Written task> Reproduce the data that follows in its entirety, character for character.

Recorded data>
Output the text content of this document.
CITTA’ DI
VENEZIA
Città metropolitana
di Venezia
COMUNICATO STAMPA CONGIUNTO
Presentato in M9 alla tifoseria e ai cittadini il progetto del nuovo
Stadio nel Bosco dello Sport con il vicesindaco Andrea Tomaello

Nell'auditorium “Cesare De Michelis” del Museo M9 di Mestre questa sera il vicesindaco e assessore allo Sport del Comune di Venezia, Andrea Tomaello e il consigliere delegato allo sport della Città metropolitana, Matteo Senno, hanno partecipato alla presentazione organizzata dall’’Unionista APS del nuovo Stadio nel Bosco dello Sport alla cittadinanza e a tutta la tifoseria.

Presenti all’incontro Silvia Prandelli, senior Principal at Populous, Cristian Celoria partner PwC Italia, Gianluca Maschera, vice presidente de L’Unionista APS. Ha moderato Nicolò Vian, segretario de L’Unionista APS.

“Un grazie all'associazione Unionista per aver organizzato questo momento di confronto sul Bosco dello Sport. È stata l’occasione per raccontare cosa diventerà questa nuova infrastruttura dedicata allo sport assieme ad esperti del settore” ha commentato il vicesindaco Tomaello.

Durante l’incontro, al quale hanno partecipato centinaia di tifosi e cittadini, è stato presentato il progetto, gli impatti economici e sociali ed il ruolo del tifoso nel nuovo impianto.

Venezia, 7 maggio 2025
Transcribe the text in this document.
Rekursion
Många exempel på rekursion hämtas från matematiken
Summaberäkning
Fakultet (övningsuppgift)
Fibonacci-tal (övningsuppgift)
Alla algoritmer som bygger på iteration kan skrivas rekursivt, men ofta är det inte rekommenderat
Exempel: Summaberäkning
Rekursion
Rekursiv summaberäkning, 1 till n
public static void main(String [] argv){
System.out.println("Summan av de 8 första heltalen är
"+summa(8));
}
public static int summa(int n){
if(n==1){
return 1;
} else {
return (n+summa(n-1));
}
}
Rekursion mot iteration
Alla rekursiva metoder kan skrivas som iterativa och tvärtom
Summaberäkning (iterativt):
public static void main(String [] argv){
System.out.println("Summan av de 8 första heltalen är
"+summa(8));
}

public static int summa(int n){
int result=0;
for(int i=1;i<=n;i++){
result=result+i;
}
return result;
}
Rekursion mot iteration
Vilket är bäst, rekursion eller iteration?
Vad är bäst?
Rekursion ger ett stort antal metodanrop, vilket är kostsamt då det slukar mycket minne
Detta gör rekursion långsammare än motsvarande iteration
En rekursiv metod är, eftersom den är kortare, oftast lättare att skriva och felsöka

Answer to the exercise>
Output the text content of this document.
CITTA’ DI
VENEZIA
Città metropolitana
di Venezia
COMUNICATO STAMPA CONGIUNTO
Presentato in M9 alla tifoseria e ai cittadini il progetto del nuovo
Stadio nel Bosco dello Sport con il vicesindaco Andrea Tomaello

Nell'auditorium “Cesare De Michelis” del Museo M9 di Mestre questa sera il vicesindaco e assessore allo Sport del Comune di Venezia, Andrea Tomaello e il consigliere delegato allo sport della Città metropolitana, Matteo Senno, hanno partecipato alla presentazione organizzata dall’’Unionista APS del nuovo Stadio nel Bosco dello Sport alla cittadinanza e a tutta la tifoseria.

Presenti all’incontro Silvia Prandelli, senior Principal at Populous, Cristian Celoria partner PwC Italia, Gianluca Maschera, vice presidente de L’Unionista APS. Ha moderato Nicolò Vian, segretario de L’Unionista APS.

“Un grazie all'associazione Unionista per aver organizzato questo momento di confronto sul Bosco dello Sport. È stata l’occasione per raccontare cosa diventerà questa nuova infrastruttura dedicata allo sport assieme ad esperti del settore” ha commentato il vicesindaco Tomaello.

Durante l’incontro, al quale hanno partecipato centinaia di tifosi e cittadini, è stato presentato il progetto, gli impatti economici e sociali ed il ruolo del tifoso nel nuovo impianto.

Venezia, 7 maggio 2025
Transcribe the text in this document.
Rekursion
Många exempel på rekursion hämtas från matematiken
Summaberäkning
Fakultet (övningsuppgift)
Fibonacci-tal (övningsuppgift)
Alla algoritmer som bygger på iteration kan skrivas rekursivt, men ofta är det inte rekommenderat
Exempel: Summaberäkning
Rekursion
Rekursiv summaberäkning, 1 till n
public static void main(String [] argv){
System.out.println("Summan av de 8 första heltalen är
"+summa(8));
}
public static int summa(int n){
if(n==1){
return 1;
} else {
return (n+summa(n-1));
}
}
Rekursion mot iteration
Alla rekursiva metoder kan skrivas som iterativa och tvärtom
Summaberäkning (iterativt):
public static void main(String [] argv){
System.out.println("Summan av de 8 första heltalen är
"+summa(8));
}

public static int summa(int n){
int result=0;
for(int i=1;i<=n;i++){
result=result+i;
}
return result;
}
Rekursion mot iteration
Vilket är bäst, rekursion eller iteration?
Vad är bäst?
Rekursion ger ett stort antal metodanrop, vilket är kostsamt då det slukar mycket minne
Detta gör rekursion långsammare än motsvarande iteration
En rekursiv metod är, eftersom den är kortare, oftast lättare att skriva och felsöka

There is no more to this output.